TO DO
Exclude the pictures and reproduce the remaining data exactly as written.

RECORDS SUPPLIED

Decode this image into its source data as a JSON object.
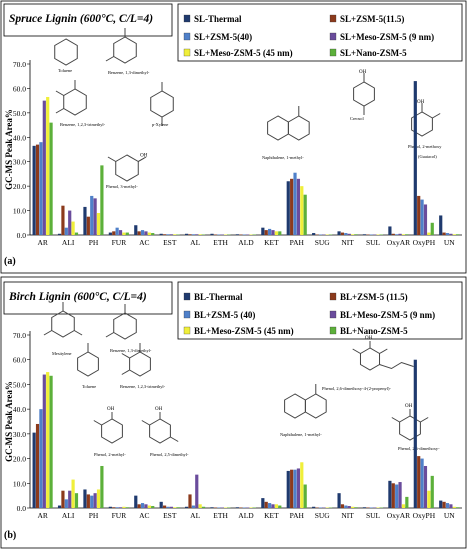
{
  "chart_data": [
    {
      "type": "bar",
      "panel_label": "(a)",
      "title": "Spruce Lignin (600°C, C/L=4)",
      "ylabel": "GC-MS Peak Area%",
      "xlabel": "",
      "ylim": [
        0,
        70
      ],
      "yticks": [
        "0.0",
        "10.0",
        "20.0",
        "30.0",
        "40.0",
        "50.0",
        "60.0",
        "70.0"
      ],
      "categories": [
        "AR",
        "ALI",
        "PH",
        "FUR",
        "AC",
        "EST",
        "AL",
        "ETH",
        "ALD",
        "KET",
        "PAH",
        "SUG",
        "NIT",
        "SUL",
        "OxyAR",
        "OxyPH",
        "UN"
      ],
      "legend_position": "top-right",
      "series": [
        {
          "name": "SL-Thermal",
          "color": "#1f3a6e",
          "values": [
            36.5,
            0.5,
            11.5,
            1.0,
            4.0,
            0.5,
            0.5,
            0.5,
            0.3,
            3.0,
            22.0,
            0.8,
            1.5,
            0.3,
            3.5,
            63.0,
            8.0
          ]
        },
        {
          "name": "SL+ZSM-5(11.5)",
          "color": "#8b3a1c",
          "values": [
            37.0,
            12.0,
            7.5,
            1.5,
            1.5,
            0.3,
            0.3,
            0.2,
            0.2,
            2.0,
            23.0,
            0.2,
            1.0,
            0.2,
            0.5,
            16.0,
            1.0
          ]
        },
        {
          "name": "SL+ZSM-5(40)",
          "color": "#4f80c9",
          "values": [
            38.0,
            3.0,
            16.0,
            3.0,
            2.0,
            0.3,
            0.3,
            0.2,
            0.2,
            2.5,
            25.5,
            0.2,
            0.8,
            0.2,
            0.3,
            14.5,
            0.8
          ]
        },
        {
          "name": "SL+Meso-ZSM-5 (9 nm)",
          "color": "#6a4c9c",
          "values": [
            55.0,
            10.0,
            15.0,
            2.0,
            1.5,
            0.3,
            0.3,
            0.2,
            0.2,
            2.0,
            23.0,
            0.2,
            0.5,
            0.2,
            0.5,
            12.5,
            0.5
          ]
        },
        {
          "name": "SL+Meso-ZSM-5 (45 nm)",
          "color": "#f0ef3a",
          "values": [
            56.5,
            5.5,
            9.0,
            1.0,
            1.0,
            0.3,
            0.3,
            0.2,
            0.2,
            1.5,
            20.0,
            0.2,
            0.3,
            0.2,
            0.3,
            1.0,
            0.3
          ]
        },
        {
          "name": "SL+Nano-ZSM-5",
          "color": "#5cb03a",
          "values": [
            46.0,
            1.0,
            28.5,
            1.0,
            0.8,
            0.2,
            0.2,
            0.2,
            0.2,
            1.5,
            16.5,
            0.2,
            0.3,
            0.2,
            0.3,
            5.0,
            0.3
          ]
        }
      ],
      "annotations": [
        "Toluene",
        "Benzene, 1,3-dimethyl-",
        "Benzene, 1,2,3-trimethyl-",
        "p-Xylene",
        "Phenol, 3-methyl-",
        "Naphthalene, 1-methyl-",
        "Creosol",
        "Phenol, 2-methoxy",
        "(Guaiacol)"
      ]
    },
    {
      "type": "bar",
      "panel_label": "(b)",
      "title": "Birch Lignin (600°C, C/L=4)",
      "ylabel": "GC-MS Peak Area%",
      "xlabel": "",
      "ylim": [
        0,
        70
      ],
      "yticks": [
        "0.0",
        "10.0",
        "20.0",
        "30.0",
        "40.0",
        "50.0",
        "60.0",
        "70.0"
      ],
      "categories": [
        "AR",
        "ALI",
        "PH",
        "FUR",
        "AC",
        "EST",
        "AL",
        "ETH",
        "ALD",
        "KET",
        "PAH",
        "SUG",
        "NIT",
        "SUL",
        "OxyAR",
        "OxyPH",
        "UN"
      ],
      "legend_position": "top-right",
      "series": [
        {
          "name": "BL-Thermal",
          "color": "#1f3a6e",
          "values": [
            30.5,
            1.0,
            7.5,
            0.5,
            5.0,
            2.5,
            0.5,
            0.3,
            0.3,
            4.0,
            15.0,
            0.5,
            6.0,
            0.3,
            11.0,
            60.0,
            3.0
          ]
        },
        {
          "name": "BL+ZSM-5 (11.5)",
          "color": "#8b3a1c",
          "values": [
            34.0,
            7.0,
            5.5,
            0.3,
            1.5,
            1.0,
            5.5,
            0.2,
            0.2,
            2.5,
            15.5,
            0.2,
            1.5,
            0.2,
            10.0,
            21.0,
            2.5
          ]
        },
        {
          "name": "BL+ZSM-5 (40)",
          "color": "#4f80c9",
          "values": [
            40.0,
            3.5,
            5.0,
            0.3,
            2.0,
            0.5,
            1.0,
            0.2,
            0.2,
            2.0,
            15.5,
            0.2,
            1.0,
            0.2,
            9.5,
            20.0,
            2.0
          ]
        },
        {
          "name": "BL+Meso-ZSM-5 (9 nm)",
          "color": "#6a4c9c",
          "values": [
            54.0,
            7.0,
            6.0,
            0.3,
            1.5,
            0.5,
            13.5,
            0.2,
            0.2,
            1.5,
            16.0,
            0.2,
            0.8,
            0.2,
            10.5,
            17.0,
            1.5
          ]
        },
        {
          "name": "BL+Meso-ZSM-5 (45 nm)",
          "color": "#f0ef3a",
          "values": [
            55.0,
            11.5,
            7.5,
            0.5,
            1.0,
            0.3,
            1.5,
            0.2,
            0.2,
            1.5,
            18.5,
            0.2,
            0.5,
            0.2,
            1.5,
            7.0,
            0.5
          ]
        },
        {
          "name": "BL+Nano-ZSM-5",
          "color": "#5cb03a",
          "values": [
            53.5,
            6.0,
            17.0,
            0.3,
            0.8,
            0.3,
            0.5,
            0.2,
            0.2,
            1.0,
            9.5,
            0.2,
            0.3,
            0.2,
            4.5,
            13.0,
            0.3
          ]
        }
      ],
      "annotations": [
        "Mesitylene",
        "Benzene, 1,3-dimethyl-",
        "Toluene",
        "Benzene, 1,2,3-trimethyl-",
        "Phenol, 2-methyl-",
        "Phenol, 2,5-dimethyl-",
        "Naphthalene, 1-methyl-",
        "Phenol, 2,6-dimethoxy-4-(2-propenyl)-",
        "Phenol, 2,6-dimethoxy-"
      ]
    }
  ]
}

ANSWER TO THE EXERCISE
Decode this image into its source data as a JSON object.
{
  "chart_data": [
    {
      "type": "bar",
      "panel_label": "(a)",
      "title": "Spruce Lignin (600°C, C/L=4)",
      "ylabel": "GC-MS Peak Area%",
      "xlabel": "",
      "ylim": [
        0,
        70
      ],
      "yticks": [
        "0.0",
        "10.0",
        "20.0",
        "30.0",
        "40.0",
        "50.0",
        "60.0",
        "70.0"
      ],
      "categories": [
        "AR",
        "ALI",
        "PH",
        "FUR",
        "AC",
        "EST",
        "AL",
        "ETH",
        "ALD",
        "KET",
        "PAH",
        "SUG",
        "NIT",
        "SUL",
        "OxyAR",
        "OxyPH",
        "UN"
      ],
      "legend_position": "top-right",
      "series": [
        {
          "name": "SL-Thermal",
          "color": "#1f3a6e",
          "values": [
            36.5,
            0.5,
            11.5,
            1.0,
            4.0,
            0.5,
            0.5,
            0.5,
            0.3,
            3.0,
            22.0,
            0.8,
            1.5,
            0.3,
            3.5,
            63.0,
            8.0
          ]
        },
        {
          "name": "SL+ZSM-5(11.5)",
          "color": "#8b3a1c",
          "values": [
            37.0,
            12.0,
            7.5,
            1.5,
            1.5,
            0.3,
            0.3,
            0.2,
            0.2,
            2.0,
            23.0,
            0.2,
            1.0,
            0.2,
            0.5,
            16.0,
            1.0
          ]
        },
        {
          "name": "SL+ZSM-5(40)",
          "color": "#4f80c9",
          "values": [
            38.0,
            3.0,
            16.0,
            3.0,
            2.0,
            0.3,
            0.3,
            0.2,
            0.2,
            2.5,
            25.5,
            0.2,
            0.8,
            0.2,
            0.3,
            14.5,
            0.8
          ]
        },
        {
          "name": "SL+Meso-ZSM-5 (9 nm)",
          "color": "#6a4c9c",
          "values": [
            55.0,
            10.0,
            15.0,
            2.0,
            1.5,
            0.3,
            0.3,
            0.2,
            0.2,
            2.0,
            23.0,
            0.2,
            0.5,
            0.2,
            0.5,
            12.5,
            0.5
          ]
        },
        {
          "name": "SL+Meso-ZSM-5 (45 nm)",
          "color": "#f0ef3a",
          "values": [
            56.5,
            5.5,
            9.0,
            1.0,
            1.0,
            0.3,
            0.3,
            0.2,
            0.2,
            1.5,
            20.0,
            0.2,
            0.3,
            0.2,
            0.3,
            1.0,
            0.3
          ]
        },
        {
          "name": "SL+Nano-ZSM-5",
          "color": "#5cb03a",
          "values": [
            46.0,
            1.0,
            28.5,
            1.0,
            0.8,
            0.2,
            0.2,
            0.2,
            0.2,
            1.5,
            16.5,
            0.2,
            0.3,
            0.2,
            0.3,
            5.0,
            0.3
          ]
        }
      ],
      "annotations": [
        "Toluene",
        "Benzene, 1,3-dimethyl-",
        "Benzene, 1,2,3-trimethyl-",
        "p-Xylene",
        "Phenol, 3-methyl-",
        "Naphthalene, 1-methyl-",
        "Creosol",
        "Phenol, 2-methoxy",
        "(Guaiacol)"
      ]
    },
    {
      "type": "bar",
      "panel_label": "(b)",
      "title": "Birch Lignin (600°C, C/L=4)",
      "ylabel": "GC-MS Peak Area%",
      "xlabel": "",
      "ylim": [
        0,
        70
      ],
      "yticks": [
        "0.0",
        "10.0",
        "20.0",
        "30.0",
        "40.0",
        "50.0",
        "60.0",
        "70.0"
      ],
      "categories": [
        "AR",
        "ALI",
        "PH",
        "FUR",
        "AC",
        "EST",
        "AL",
        "ETH",
        "ALD",
        "KET",
        "PAH",
        "SUG",
        "NIT",
        "SUL",
        "OxyAR",
        "OxyPH",
        "UN"
      ],
      "legend_position": "top-right",
      "series": [
        {
          "name": "BL-Thermal",
          "color": "#1f3a6e",
          "values": [
            30.5,
            1.0,
            7.5,
            0.5,
            5.0,
            2.5,
            0.5,
            0.3,
            0.3,
            4.0,
            15.0,
            0.5,
            6.0,
            0.3,
            11.0,
            60.0,
            3.0
          ]
        },
        {
          "name": "BL+ZSM-5 (11.5)",
          "color": "#8b3a1c",
          "values": [
            34.0,
            7.0,
            5.5,
            0.3,
            1.5,
            1.0,
            5.5,
            0.2,
            0.2,
            2.5,
            15.5,
            0.2,
            1.5,
            0.2,
            10.0,
            21.0,
            2.5
          ]
        },
        {
          "name": "BL+ZSM-5 (40)",
          "color": "#4f80c9",
          "values": [
            40.0,
            3.5,
            5.0,
            0.3,
            2.0,
            0.5,
            1.0,
            0.2,
            0.2,
            2.0,
            15.5,
            0.2,
            1.0,
            0.2,
            9.5,
            20.0,
            2.0
          ]
        },
        {
          "name": "BL+Meso-ZSM-5 (9 nm)",
          "color": "#6a4c9c",
          "values": [
            54.0,
            7.0,
            6.0,
            0.3,
            1.5,
            0.5,
            13.5,
            0.2,
            0.2,
            1.5,
            16.0,
            0.2,
            0.8,
            0.2,
            10.5,
            17.0,
            1.5
          ]
        },
        {
          "name": "BL+Meso-ZSM-5 (45 nm)",
          "color": "#f0ef3a",
          "values": [
            55.0,
            11.5,
            7.5,
            0.5,
            1.0,
            0.3,
            1.5,
            0.2,
            0.2,
            1.5,
            18.5,
            0.2,
            0.5,
            0.2,
            1.5,
            7.0,
            0.5
          ]
        },
        {
          "name": "BL+Nano-ZSM-5",
          "color": "#5cb03a",
          "values": [
            53.5,
            6.0,
            17.0,
            0.3,
            0.8,
            0.3,
            0.5,
            0.2,
            0.2,
            1.0,
            9.5,
            0.2,
            0.3,
            0.2,
            4.5,
            13.0,
            0.3
          ]
        }
      ],
      "annotations": [
        "Mesitylene",
        "Benzene, 1,3-dimethyl-",
        "Toluene",
        "Benzene, 1,2,3-trimethyl-",
        "Phenol, 2-methyl-",
        "Phenol, 2,5-dimethyl-",
        "Naphthalene, 1-methyl-",
        "Phenol, 2,6-dimethoxy-4-(2-propenyl)-",
        "Phenol, 2,6-dimethoxy-"
      ]
    }
  ]
}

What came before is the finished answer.